### Stated exercise
All the data should come back exactly as it was given.

Dataset records:
⟨
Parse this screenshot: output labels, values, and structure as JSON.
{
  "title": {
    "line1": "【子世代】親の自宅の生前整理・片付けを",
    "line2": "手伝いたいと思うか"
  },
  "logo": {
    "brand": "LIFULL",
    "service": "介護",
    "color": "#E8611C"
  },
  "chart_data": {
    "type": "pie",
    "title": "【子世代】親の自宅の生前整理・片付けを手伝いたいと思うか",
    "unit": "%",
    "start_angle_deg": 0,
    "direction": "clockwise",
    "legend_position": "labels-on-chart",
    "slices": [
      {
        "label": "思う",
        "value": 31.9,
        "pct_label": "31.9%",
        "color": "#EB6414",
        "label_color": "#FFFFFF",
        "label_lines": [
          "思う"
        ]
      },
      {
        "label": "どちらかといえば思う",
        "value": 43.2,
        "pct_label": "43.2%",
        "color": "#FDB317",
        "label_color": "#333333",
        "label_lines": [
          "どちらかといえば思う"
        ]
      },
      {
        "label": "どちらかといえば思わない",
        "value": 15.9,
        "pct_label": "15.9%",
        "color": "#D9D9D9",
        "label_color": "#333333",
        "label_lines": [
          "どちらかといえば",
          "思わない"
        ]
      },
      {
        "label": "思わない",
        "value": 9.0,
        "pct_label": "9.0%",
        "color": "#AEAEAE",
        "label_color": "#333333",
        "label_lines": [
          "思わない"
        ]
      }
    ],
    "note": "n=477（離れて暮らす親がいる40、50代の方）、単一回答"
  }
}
⟩
### Solution
Parse this screenshot: output labels, values, and structure as JSON.
{
  "title": {
    "line1": "【子世代】親の自宅の生前整理・片付けを",
    "line2": "手伝いたいと思うか"
  },
  "logo": {
    "brand": "LIFULL",
    "service": "介護",
    "color": "#E8611C"
  },
  "chart_data": {
    "type": "pie",
    "title": "【子世代】親の自宅の生前整理・片付けを手伝いたいと思うか",
    "unit": "%",
    "start_angle_deg": 0,
    "direction": "clockwise",
    "legend_position": "labels-on-chart",
    "slices": [
      {
        "label": "思う",
        "value": 31.9,
        "pct_label": "31.9%",
        "color": "#EB6414",
        "label_color": "#FFFFFF",
        "label_lines": [
          "思う"
        ]
      },
      {
        "label": "どちらかといえば思う",
        "value": 43.2,
        "pct_label": "43.2%",
        "color": "#FDB317",
        "label_color": "#333333",
        "label_lines": [
          "どちらかといえば思う"
        ]
      },
      {
        "label": "どちらかといえば思わない",
        "value": 15.9,
        "pct_label": "15.9%",
        "color": "#D9D9D9",
        "label_color": "#333333",
        "label_lines": [
          "どちらかといえば",
          "思わない"
        ]
      },
      {
        "label": "思わない",
        "value": 9.0,
        "pct_label": "9.0%",
        "color": "#AEAEAE",
        "label_color": "#333333",
        "label_lines": [
          "思わない"
        ]
      }
    ],
    "note": "n=477（離れて暮らす親がいる40、50代の方）、単一回答"
  }
}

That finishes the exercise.